_Requirements_
Write out every entry, unchanged. Skip any picture.

_Given entries_
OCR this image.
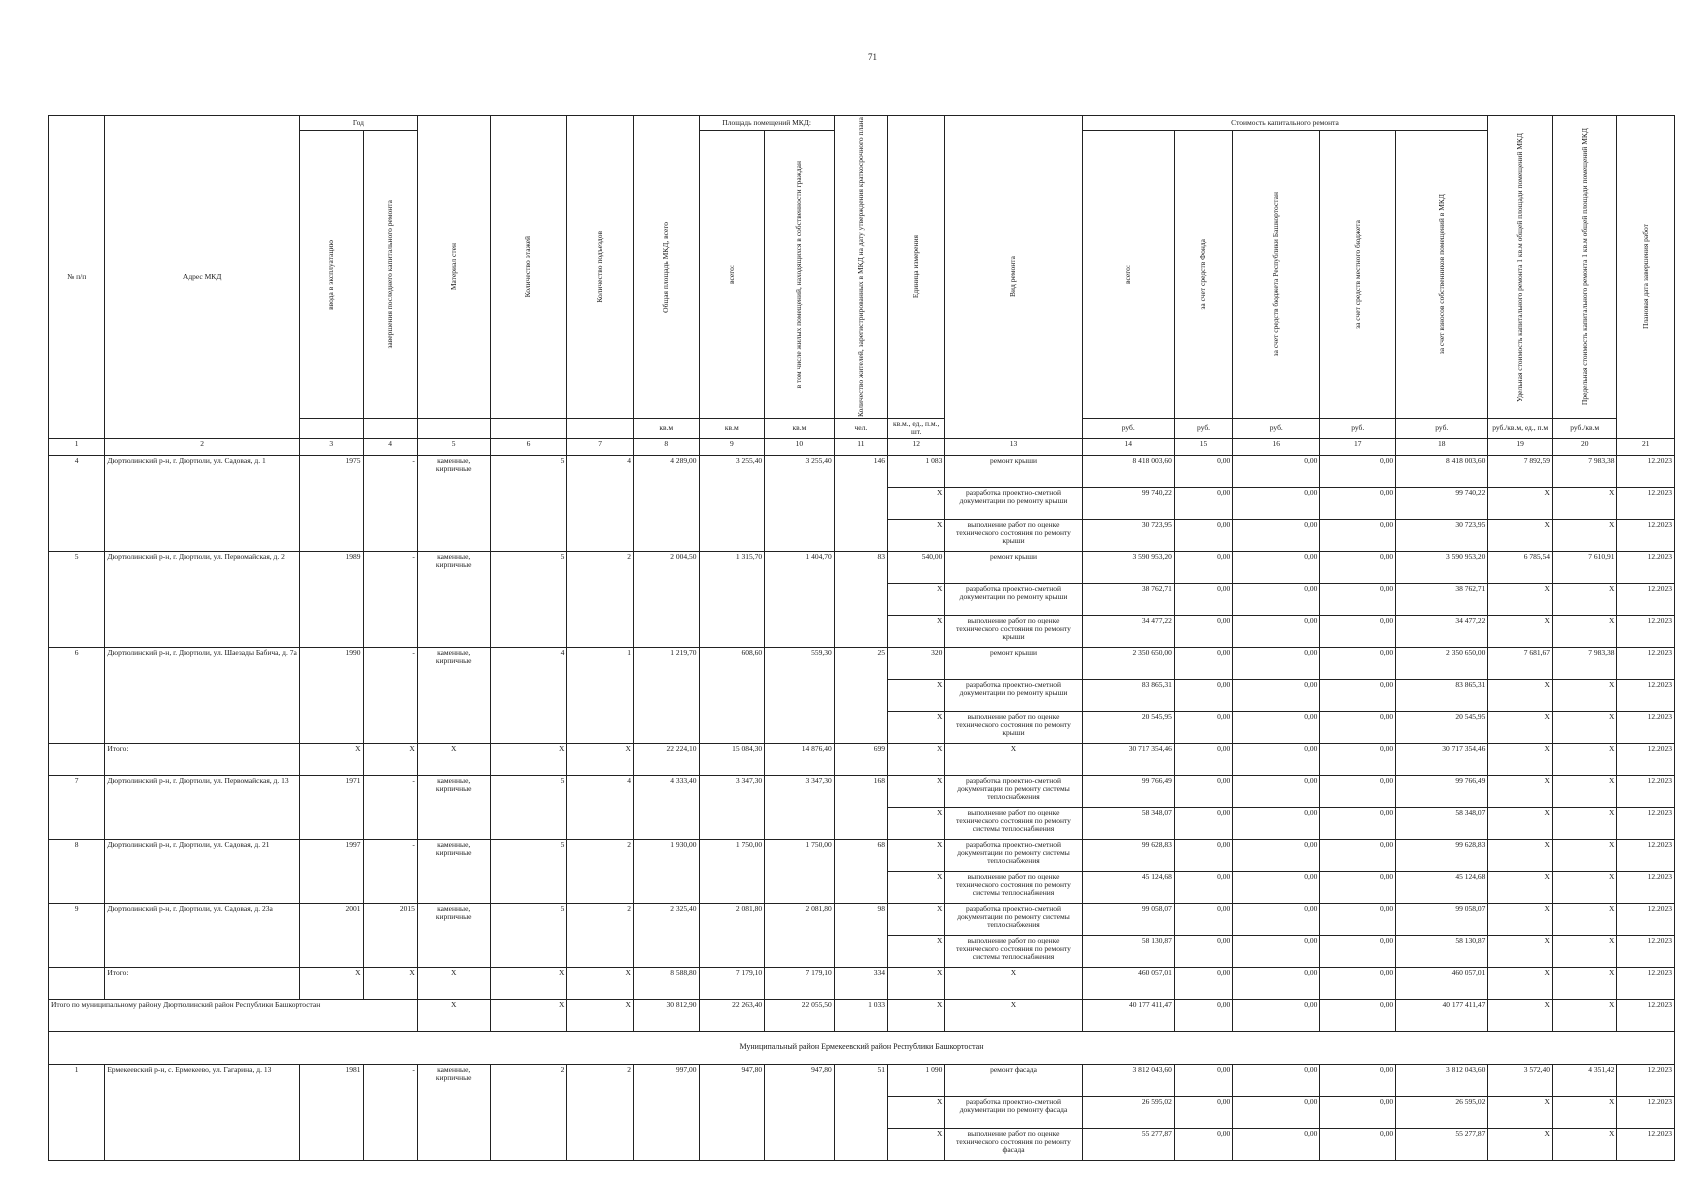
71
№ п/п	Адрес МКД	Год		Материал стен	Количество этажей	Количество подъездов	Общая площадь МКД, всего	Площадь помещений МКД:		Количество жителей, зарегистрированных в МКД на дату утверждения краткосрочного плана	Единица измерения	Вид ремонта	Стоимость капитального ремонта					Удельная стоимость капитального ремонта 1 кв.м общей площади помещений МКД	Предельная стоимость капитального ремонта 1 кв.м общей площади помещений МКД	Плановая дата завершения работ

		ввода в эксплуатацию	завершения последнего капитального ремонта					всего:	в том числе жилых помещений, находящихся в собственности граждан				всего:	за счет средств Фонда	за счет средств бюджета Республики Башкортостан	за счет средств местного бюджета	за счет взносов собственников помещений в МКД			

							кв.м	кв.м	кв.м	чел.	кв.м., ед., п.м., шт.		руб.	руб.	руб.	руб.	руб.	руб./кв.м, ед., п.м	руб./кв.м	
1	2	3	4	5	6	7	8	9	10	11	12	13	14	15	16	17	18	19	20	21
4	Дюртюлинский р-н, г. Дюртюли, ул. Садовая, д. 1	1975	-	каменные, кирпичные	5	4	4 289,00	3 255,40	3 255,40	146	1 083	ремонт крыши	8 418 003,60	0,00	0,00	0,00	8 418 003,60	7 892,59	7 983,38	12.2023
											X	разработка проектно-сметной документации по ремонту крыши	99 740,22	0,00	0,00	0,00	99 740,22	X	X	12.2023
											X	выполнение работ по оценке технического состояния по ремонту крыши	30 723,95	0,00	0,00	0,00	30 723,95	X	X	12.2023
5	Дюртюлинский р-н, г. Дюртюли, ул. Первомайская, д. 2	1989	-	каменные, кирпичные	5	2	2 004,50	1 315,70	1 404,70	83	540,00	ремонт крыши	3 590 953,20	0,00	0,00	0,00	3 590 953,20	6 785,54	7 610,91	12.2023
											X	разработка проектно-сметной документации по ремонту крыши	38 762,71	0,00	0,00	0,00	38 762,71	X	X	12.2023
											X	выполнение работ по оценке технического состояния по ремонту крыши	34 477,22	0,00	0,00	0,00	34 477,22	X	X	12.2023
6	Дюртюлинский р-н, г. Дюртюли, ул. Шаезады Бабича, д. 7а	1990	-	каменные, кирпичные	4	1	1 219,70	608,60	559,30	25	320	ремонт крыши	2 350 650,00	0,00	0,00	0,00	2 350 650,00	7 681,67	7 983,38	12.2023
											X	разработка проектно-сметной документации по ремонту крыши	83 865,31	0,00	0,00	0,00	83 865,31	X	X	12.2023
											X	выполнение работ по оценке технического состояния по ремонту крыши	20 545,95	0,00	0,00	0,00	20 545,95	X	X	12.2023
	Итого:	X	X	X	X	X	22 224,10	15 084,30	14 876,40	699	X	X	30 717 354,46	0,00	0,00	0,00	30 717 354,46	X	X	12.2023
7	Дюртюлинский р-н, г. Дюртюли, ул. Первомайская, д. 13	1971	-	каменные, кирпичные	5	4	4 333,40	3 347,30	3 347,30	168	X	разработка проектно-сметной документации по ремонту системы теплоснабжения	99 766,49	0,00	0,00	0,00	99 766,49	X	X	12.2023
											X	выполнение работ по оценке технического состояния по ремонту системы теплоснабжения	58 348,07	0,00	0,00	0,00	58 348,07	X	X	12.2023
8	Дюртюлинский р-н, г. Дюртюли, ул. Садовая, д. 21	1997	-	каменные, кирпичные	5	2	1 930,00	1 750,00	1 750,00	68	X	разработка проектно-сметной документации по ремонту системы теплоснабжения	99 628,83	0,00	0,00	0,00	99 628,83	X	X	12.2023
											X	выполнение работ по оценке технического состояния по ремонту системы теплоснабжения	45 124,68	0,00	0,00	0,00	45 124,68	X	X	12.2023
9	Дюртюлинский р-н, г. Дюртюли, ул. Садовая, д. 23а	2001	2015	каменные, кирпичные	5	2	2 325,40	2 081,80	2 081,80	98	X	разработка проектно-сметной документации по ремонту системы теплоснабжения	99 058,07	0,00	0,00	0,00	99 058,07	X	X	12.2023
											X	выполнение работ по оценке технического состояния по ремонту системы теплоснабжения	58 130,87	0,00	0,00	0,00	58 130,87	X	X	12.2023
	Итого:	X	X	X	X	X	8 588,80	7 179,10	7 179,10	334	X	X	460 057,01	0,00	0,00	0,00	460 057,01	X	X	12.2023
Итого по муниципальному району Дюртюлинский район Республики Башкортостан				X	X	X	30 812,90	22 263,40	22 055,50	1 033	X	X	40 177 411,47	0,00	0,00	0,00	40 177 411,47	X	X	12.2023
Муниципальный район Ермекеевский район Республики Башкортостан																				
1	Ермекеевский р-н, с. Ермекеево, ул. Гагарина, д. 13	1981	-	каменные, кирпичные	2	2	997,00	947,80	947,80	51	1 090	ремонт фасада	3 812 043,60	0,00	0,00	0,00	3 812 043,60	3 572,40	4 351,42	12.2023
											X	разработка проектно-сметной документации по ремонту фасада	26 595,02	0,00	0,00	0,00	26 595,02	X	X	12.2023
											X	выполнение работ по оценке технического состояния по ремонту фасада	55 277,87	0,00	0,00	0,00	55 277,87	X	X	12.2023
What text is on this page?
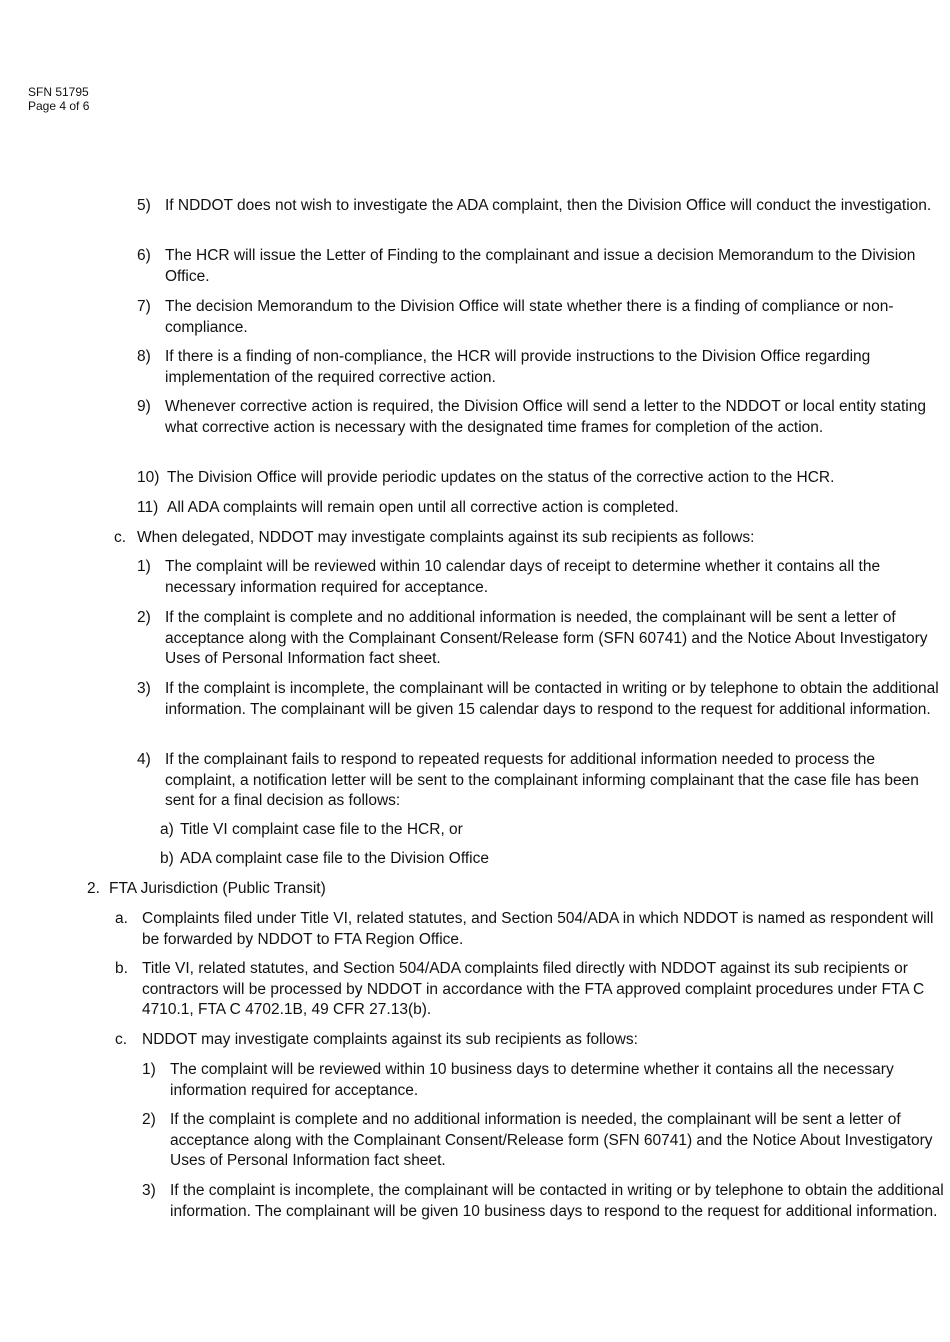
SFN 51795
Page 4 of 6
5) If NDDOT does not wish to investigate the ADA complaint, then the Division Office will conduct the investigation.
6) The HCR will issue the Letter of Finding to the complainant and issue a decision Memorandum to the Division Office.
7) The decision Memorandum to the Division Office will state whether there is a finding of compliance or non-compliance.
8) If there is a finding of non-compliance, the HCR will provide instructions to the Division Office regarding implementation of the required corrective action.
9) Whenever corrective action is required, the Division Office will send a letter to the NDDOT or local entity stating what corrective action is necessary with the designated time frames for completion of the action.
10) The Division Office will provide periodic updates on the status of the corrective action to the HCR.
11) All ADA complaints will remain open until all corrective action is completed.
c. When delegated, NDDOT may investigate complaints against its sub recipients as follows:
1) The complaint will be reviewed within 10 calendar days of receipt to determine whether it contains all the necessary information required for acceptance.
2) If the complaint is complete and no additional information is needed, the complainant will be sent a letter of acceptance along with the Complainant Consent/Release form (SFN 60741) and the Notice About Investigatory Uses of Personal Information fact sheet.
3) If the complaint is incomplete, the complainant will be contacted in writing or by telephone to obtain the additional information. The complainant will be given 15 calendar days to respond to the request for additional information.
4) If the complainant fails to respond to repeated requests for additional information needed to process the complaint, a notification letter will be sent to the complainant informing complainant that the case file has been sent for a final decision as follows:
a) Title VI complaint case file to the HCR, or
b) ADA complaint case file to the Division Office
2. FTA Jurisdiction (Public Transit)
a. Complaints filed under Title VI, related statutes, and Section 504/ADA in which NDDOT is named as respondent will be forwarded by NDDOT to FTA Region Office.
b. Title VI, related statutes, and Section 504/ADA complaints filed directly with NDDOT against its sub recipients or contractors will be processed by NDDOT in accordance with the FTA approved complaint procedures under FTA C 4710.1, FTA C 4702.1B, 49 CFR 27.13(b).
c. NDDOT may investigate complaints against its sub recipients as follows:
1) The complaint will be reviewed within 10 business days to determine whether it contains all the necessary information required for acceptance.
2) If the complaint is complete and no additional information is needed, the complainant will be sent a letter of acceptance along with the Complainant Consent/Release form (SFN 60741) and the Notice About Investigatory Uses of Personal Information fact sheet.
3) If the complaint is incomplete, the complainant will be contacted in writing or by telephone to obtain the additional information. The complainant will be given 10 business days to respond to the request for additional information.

_Answer below_
OCR this image.
71
№ п/п	Адрес МКД	Год		Материал стен	Количество этажей	Количество подъездов	Общая площадь МКД, всего	Площадь помещений МКД:		Количество жителей, зарегистрированных в МКД на дату утверждения краткосрочного плана	Единица измерения	Вид ремонта	Стоимость капитального ремонта					Удельная стоимость капитального ремонта 1 кв.м общей площади помещений МКД	Предельная стоимость капитального ремонта 1 кв.м общей площади помещений МКД	Плановая дата завершения работ

		ввода в эксплуатацию	завершения последнего капитального ремонта					всего:	в том числе жилых помещений, находящихся в собственности граждан				всего:	за счет средств Фонда	за счет средств бюджета Республики Башкортостан	за счет средств местного бюджета	за счет взносов собственников помещений в МКД			

							кв.м	кв.м	кв.м	чел.	кв.м., ед., п.м., шт.		руб.	руб.	руб.	руб.	руб.	руб./кв.м, ед., п.м	руб./кв.м	
1	2	3	4	5	6	7	8	9	10	11	12	13	14	15	16	17	18	19	20	21
4	Дюртюлинский р-н, г. Дюртюли, ул. Садовая, д. 1	1975	-	каменные, кирпичные	5	4	4 289,00	3 255,40	3 255,40	146	1 083	ремонт крыши	8 418 003,60	0,00	0,00	0,00	8 418 003,60	7 892,59	7 983,38	12.2023
											X	разработка проектно-сметной документации по ремонту крыши	99 740,22	0,00	0,00	0,00	99 740,22	X	X	12.2023
											X	выполнение работ по оценке технического состояния по ремонту крыши	30 723,95	0,00	0,00	0,00	30 723,95	X	X	12.2023
5	Дюртюлинский р-н, г. Дюртюли, ул. Первомайская, д. 2	1989	-	каменные, кирпичные	5	2	2 004,50	1 315,70	1 404,70	83	540,00	ремонт крыши	3 590 953,20	0,00	0,00	0,00	3 590 953,20	6 785,54	7 610,91	12.2023
											X	разработка проектно-сметной документации по ремонту крыши	38 762,71	0,00	0,00	0,00	38 762,71	X	X	12.2023
											X	выполнение работ по оценке технического состояния по ремонту крыши	34 477,22	0,00	0,00	0,00	34 477,22	X	X	12.2023
6	Дюртюлинский р-н, г. Дюртюли, ул. Шаезады Бабича, д. 7а	1990	-	каменные, кирпичные	4	1	1 219,70	608,60	559,30	25	320	ремонт крыши	2 350 650,00	0,00	0,00	0,00	2 350 650,00	7 681,67	7 983,38	12.2023
											X	разработка проектно-сметной документации по ремонту крыши	83 865,31	0,00	0,00	0,00	83 865,31	X	X	12.2023
											X	выполнение работ по оценке технического состояния по ремонту крыши	20 545,95	0,00	0,00	0,00	20 545,95	X	X	12.2023
	Итого:	X	X	X	X	X	22 224,10	15 084,30	14 876,40	699	X	X	30 717 354,46	0,00	0,00	0,00	30 717 354,46	X	X	12.2023
7	Дюртюлинский р-н, г. Дюртюли, ул. Первомайская, д. 13	1971	-	каменные, кирпичные	5	4	4 333,40	3 347,30	3 347,30	168	X	разработка проектно-сметной документации по ремонту системы теплоснабжения	99 766,49	0,00	0,00	0,00	99 766,49	X	X	12.2023
											X	выполнение работ по оценке технического состояния по ремонту системы теплоснабжения	58 348,07	0,00	0,00	0,00	58 348,07	X	X	12.2023
8	Дюртюлинский р-н, г. Дюртюли, ул. Садовая, д. 21	1997	-	каменные, кирпичные	5	2	1 930,00	1 750,00	1 750,00	68	X	разработка проектно-сметной документации по ремонту системы теплоснабжения	99 628,83	0,00	0,00	0,00	99 628,83	X	X	12.2023
											X	выполнение работ по оценке технического состояния по ремонту системы теплоснабжения	45 124,68	0,00	0,00	0,00	45 124,68	X	X	12.2023
9	Дюртюлинский р-н, г. Дюртюли, ул. Садовая, д. 23а	2001	2015	каменные, кирпичные	5	2	2 325,40	2 081,80	2 081,80	98	X	разработка проектно-сметной документации по ремонту системы теплоснабжения	99 058,07	0,00	0,00	0,00	99 058,07	X	X	12.2023
											X	выполнение работ по оценке технического состояния по ремонту системы теплоснабжения	58 130,87	0,00	0,00	0,00	58 130,87	X	X	12.2023
	Итого:	X	X	X	X	X	8 588,80	7 179,10	7 179,10	334	X	X	460 057,01	0,00	0,00	0,00	460 057,01	X	X	12.2023
Итого по муниципальному району Дюртюлинский район Республики Башкортостан				X	X	X	30 812,90	22 263,40	22 055,50	1 033	X	X	40 177 411,47	0,00	0,00	0,00	40 177 411,47	X	X	12.2023
Муниципальный район Ермекеевский район Республики Башкортостан																				
1	Ермекеевский р-н, с. Ермекеево, ул. Гагарина, д. 13	1981	-	каменные, кирпичные	2	2	997,00	947,80	947,80	51	1 090	ремонт фасада	3 812 043,60	0,00	0,00	0,00	3 812 043,60	3 572,40	4 351,42	12.2023
											X	разработка проектно-сметной документации по ремонту фасада	26 595,02	0,00	0,00	0,00	26 595,02	X	X	12.2023
											X	выполнение работ по оценке технического состояния по ремонту фасада	55 277,87	0,00	0,00	0,00	55 277,87	X	X	12.2023
What text is on this page?
SFN 51795
Page 4 of 6
5) If NDDOT does not wish to investigate the ADA complaint, then the Division Office will conduct the investigation.
6) The HCR will issue the Letter of Finding to the complainant and issue a decision Memorandum to the Division Office.
7) The decision Memorandum to the Division Office will state whether there is a finding of compliance or non-compliance.
8) If there is a finding of non-compliance, the HCR will provide instructions to the Division Office regarding implementation of the required corrective action.
9) Whenever corrective action is required, the Division Office will send a letter to the NDDOT or local entity stating what corrective action is necessary with the designated time frames for completion of the action.
10) The Division Office will provide periodic updates on the status of the corrective action to the HCR.
11) All ADA complaints will remain open until all corrective action is completed.
c. When delegated, NDDOT may investigate complaints against its sub recipients as follows:
1) The complaint will be reviewed within 10 calendar days of receipt to determine whether it contains all the necessary information required for acceptance.
2) If the complaint is complete and no additional information is needed, the complainant will be sent a letter of acceptance along with the Complainant Consent/Release form (SFN 60741) and the Notice About Investigatory Uses of Personal Information fact sheet.
3) If the complaint is incomplete, the complainant will be contacted in writing or by telephone to obtain the additional information. The complainant will be given 15 calendar days to respond to the request for additional information.
4) If the complainant fails to respond to repeated requests for additional information needed to process the complaint, a notification letter will be sent to the complainant informing complainant that the case file has been sent for a final decision as follows:
a) Title VI complaint case file to the HCR, or
b) ADA complaint case file to the Division Office
2. FTA Jurisdiction (Public Transit)
a. Complaints filed under Title VI, related statutes, and Section 504/ADA in which NDDOT is named as respondent will be forwarded by NDDOT to FTA Region Office.
b. Title VI, related statutes, and Section 504/ADA complaints filed directly with NDDOT against its sub recipients or contractors will be processed by NDDOT in accordance with the FTA approved complaint procedures under FTA C 4710.1, FTA C 4702.1B, 49 CFR 27.13(b).
c. NDDOT may investigate complaints against its sub recipients as follows:
1) The complaint will be reviewed within 10 business days to determine whether it contains all the necessary information required for acceptance.
2) If the complaint is complete and no additional information is needed, the complainant will be sent a letter of acceptance along with the Complainant Consent/Release form (SFN 60741) and the Notice About Investigatory Uses of Personal Information fact sheet.
3) If the complaint is incomplete, the complainant will be contacted in writing or by telephone to obtain the additional information. The complainant will be given 10 business days to respond to the request for additional information.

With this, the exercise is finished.